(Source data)
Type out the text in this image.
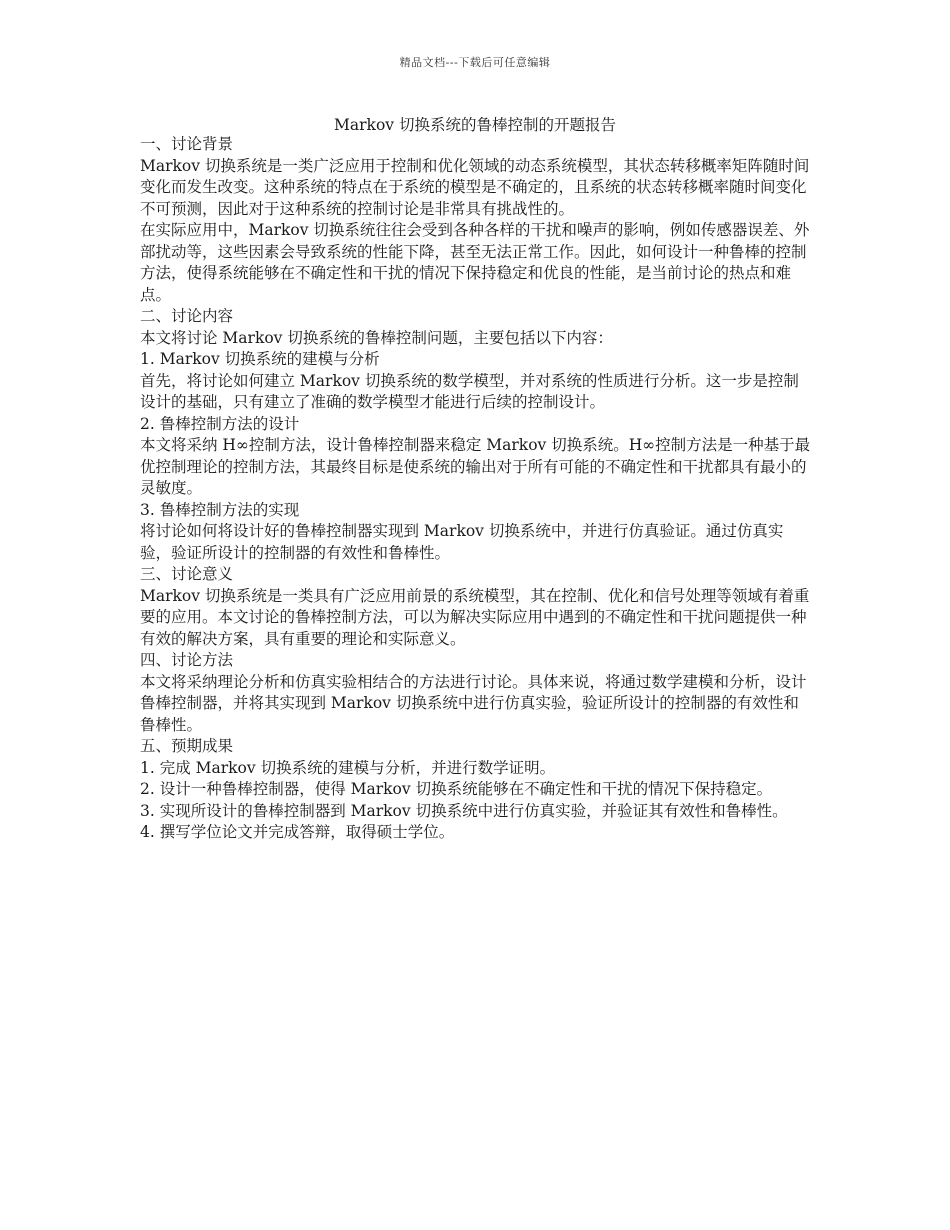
精品文档---下载后可任意编辑
Markov 切换系统的鲁棒控制的开题报告
一、讨论背景

Markov 切换系统是一类广泛应用于控制和优化领域的动态系统模型，其状态转移概率矩阵随时间变化而发生改变。这种系统的特点在于系统的模型是不确定的，且系统的状态转移概率随时间变化不可预测，因此对于这种系统的控制讨论是非常具有挑战性的。

在实际应用中，Markov 切换系统往往会受到各种各样的干扰和噪声的影响，例如传感器误差、外部扰动等，这些因素会导致系统的性能下降，甚至无法正常工作。因此，如何设计一种鲁棒的控制方法，使得系统能够在不确定性和干扰的情况下保持稳定和优良的性能，是当前讨论的热点和难点。

二、讨论内容

本文将讨论 Markov 切换系统的鲁棒控制问题，主要包括以下内容：

1. Markov 切换系统的建模与分析

首先，将讨论如何建立 Markov 切换系统的数学模型，并对系统的性质进行分析。这一步是控制设计的基础，只有建立了准确的数学模型才能进行后续的控制设计。

2. 鲁棒控制方法的设计

本文将采纳 H∞控制方法，设计鲁棒控制器来稳定 Markov 切换系统。H∞控制方法是一种基于最优控制理论的控制方法，其最终目标是使系统的输出对于所有可能的不确定性和干扰都具有最小的灵敏度。

3. 鲁棒控制方法的实现

将讨论如何将设计好的鲁棒控制器实现到 Markov 切换系统中，并进行仿真验证。通过仿真实验，验证所设计的控制器的有效性和鲁棒性。

三、讨论意义

Markov 切换系统是一类具有广泛应用前景的系统模型，其在控制、优化和信号处理等领域有着重要的应用。本文讨论的鲁棒控制方法，可以为解决实际应用中遇到的不确定性和干扰问题提供一种有效的解决方案，具有重要的理论和实际意义。

四、讨论方法

本文将采纳理论分析和仿真实验相结合的方法进行讨论。具体来说，将通过数学建模和分析，设计鲁棒控制器，并将其实现到 Markov 切换系统中进行仿真实验，验证所设计的控制器的有效性和鲁棒性。

五、预期成果

1. 完成 Markov 切换系统的建模与分析，并进行数学证明。

2. 设计一种鲁棒控制器，使得 Markov 切换系统能够在不确定性和干扰的情况下保持稳定。

3. 实现所设计的鲁棒控制器到 Markov 切换系统中进行仿真实验，并验证其有效性和鲁棒性。

4. 撰写学位论文并完成答辩，取得硕士学位。
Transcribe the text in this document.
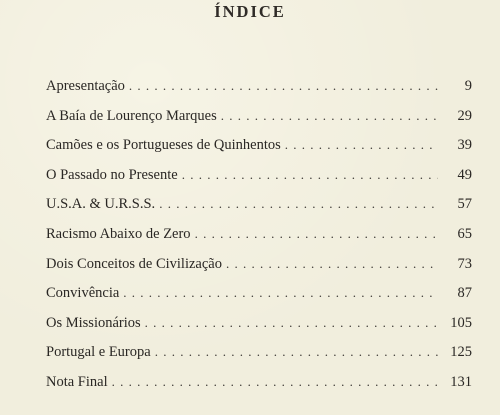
ÍNDICE
Apresentação . . .	9
A Baía de Lourenço Marques . . .	29
Camões e os Portugueses de Quinhentos . . .	39
O Passado no Presente . . .	49
U.S.A. & U.R.S.S. . . .	57
Racismo Abaixo de Zero . . .	65
Dois Conceitos de Civilização . . .	73
Convivência . . .	87
Os Missionários . . .	105
Portugal e Europa . . .	125
Nota Final . . .	131
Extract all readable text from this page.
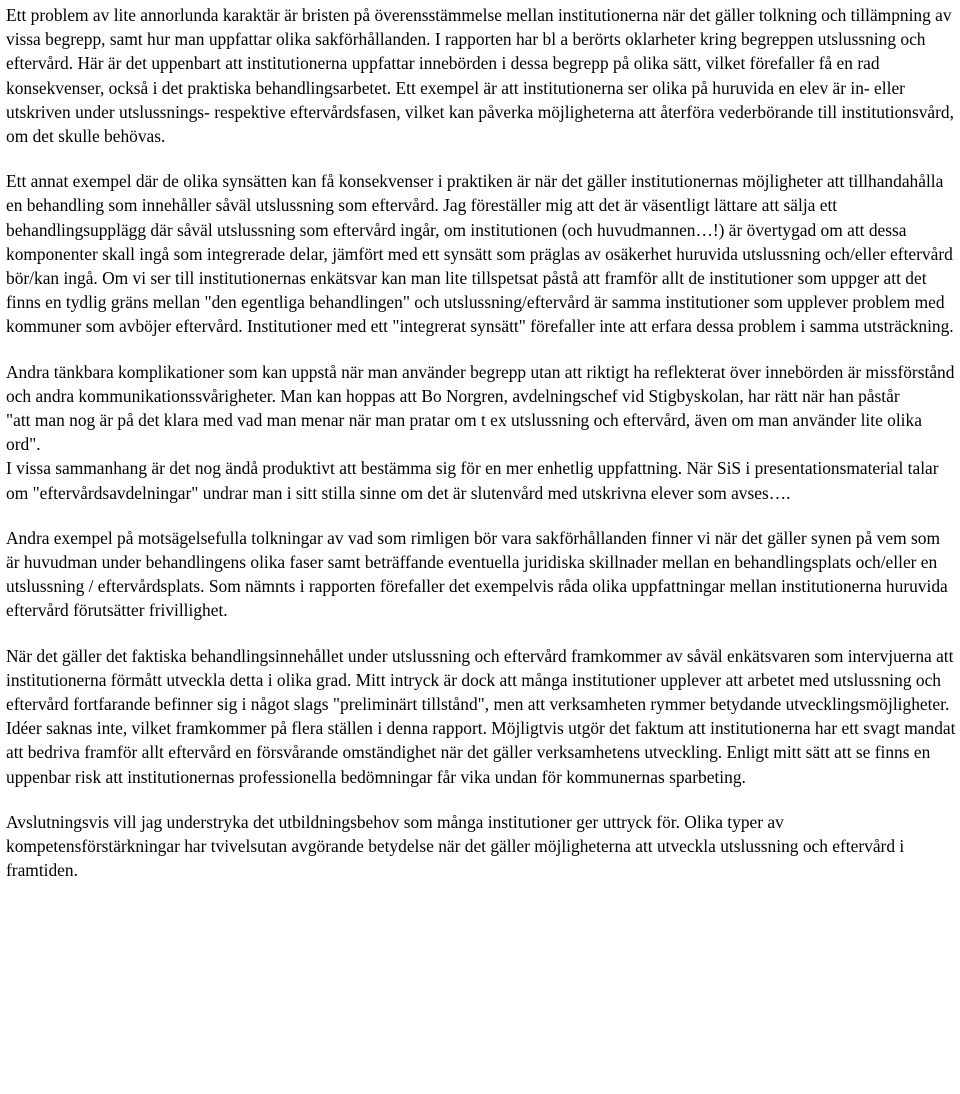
Ett problem av lite annorlunda karaktär är bristen på överensstämmelse mellan institutionerna när det gäller tolkning och tillämpning av vissa begrepp, samt hur man uppfattar olika sakförhållanden. I rapporten har bl a berörts oklarheter kring begreppen utslussning och eftervård. Här är det uppenbart att institutionerna uppfattar innebörden i dessa begrepp på olika sätt, vilket förefaller få en rad konsekvenser, också i det praktiska behandlingsarbetet. Ett exempel är att institutionerna ser olika på huruvida en elev är in- eller utskriven under utslussnings- respektive eftervårdsfasen, vilket kan påverka möjligheterna att återföra vederbörande till institutionsvård, om det skulle behövas.

Ett annat exempel där de olika synsätten kan få konsekvenser i praktiken är när det gäller institutionernas möjligheter att tillhandahålla en behandling som innehåller såväl utslussning som eftervård. Jag föreställer mig att det är väsentligt lättare att sälja ett behandlingsupplägg där såväl utslussning som eftervård ingår, om institutionen (och huvudmannen…!) är övertygad om att dessa komponenter skall ingå som integrerade delar, jämfört med ett synsätt som präglas av osäkerhet huruvida utslussning och/eller eftervård bör/kan ingå. Om vi ser till institutionernas enkätsvar kan man lite tillspetsat påstå att framför allt de institutioner som uppger att det finns en tydlig gräns mellan "den egentliga behandlingen" och utslussning/eftervård är samma institutioner som upplever problem med kommuner som avböjer eftervård. Institutioner med ett "integrerat synsätt" förefaller inte att erfara dessa problem i samma utsträckning.

Andra tänkbara komplikationer som kan uppstå när man använder begrepp utan att riktigt ha reflekterat över innebörden är missförstånd och andra kommunikationssvårigheter. Man kan hoppas att Bo Norgren, avdelningschef vid Stigbyskolan, har rätt när han påstår
"att man nog är på det klara med vad man menar när man pratar om t ex utslussning och eftervård, även om man använder lite olika ord".
I vissa sammanhang är det nog ändå produktivt att bestämma sig för en mer enhetlig uppfattning. När SiS i presentationsmaterial talar om "eftervårdsavdelningar" undrar man i sitt stilla sinne om det är slutenvård med utskrivna elever som avses….

Andra exempel på motsägelsefulla tolkningar av vad som rimligen bör vara sakförhållanden finner vi när det gäller synen på vem som är huvudman under behandlingens olika faser samt beträffande eventuella juridiska skillnader mellan en behandlingsplats och/eller en utslussning / eftervårdsplats. Som nämnts i rapporten förefaller det exempelvis råda olika uppfattningar mellan institutionerna huruvida eftervård förutsätter frivillighet.

När det gäller det faktiska behandlingsinnehållet under utslussning och eftervård framkommer av såväl enkätsvaren som intervjuerna att institutionerna förmått utveckla detta i olika grad. Mitt intryck är dock att många institutioner upplever att arbetet med utslussning och eftervård fortfarande befinner sig i något slags "preliminärt tillstånd", men att verksamheten rymmer betydande utvecklingsmöjligheter. Idéer saknas inte, vilket framkommer på flera ställen i denna rapport. Möjligtvis utgör det faktum att institutionerna har ett svagt mandat att bedriva framför allt eftervård en försvårande omständighet när det gäller verksamhetens utveckling. Enligt mitt sätt att se finns en uppenbar risk att institutionernas professionella bedömningar får vika undan för kommunernas sparbeting.

Avslutningsvis vill jag understryka det utbildningsbehov som många institutioner ger uttryck för. Olika typer av kompetensförstärkningar har tvivelsutan avgörande betydelse när det gäller möjligheterna att utveckla utslussning och eftervård i framtiden.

What the exercise asks. Select the lines in this material that hold the word "utveckla", leaving none out.

Reply.
När det gäller det faktiska behandlingsinnehållet under utslussning och eftervård framkommer av såväl enkätsvaren som intervjuerna att institutionerna förmått utveckla detta i olika grad. Mitt intryck är dock att många institutioner upplever att arbetet med utslussning och eftervård fortfarande befinner sig i något slags "preliminärt tillstånd", men att verksamheten rymmer betydande utvecklingsmöjligheter. Idéer saknas inte, vilket framkommer på flera ställen i denna rapport. Möjligtvis utgör det faktum att institutionerna har ett svagt mandat att bedriva framför allt eftervård en försvårande omständighet när det gäller verksamhetens utveckling. Enligt mitt sätt att se finns en uppenbar risk att institutionernas professionella bedömningar får vika undan för kommunernas sparbeting.
Avslutningsvis vill jag understryka det utbildningsbehov som många institutioner ger uttryck för. Olika typer av kompetensförstärkningar har tvivelsutan avgörande betydelse när det gäller möjligheterna att utveckla utslussning och eftervård i framtiden.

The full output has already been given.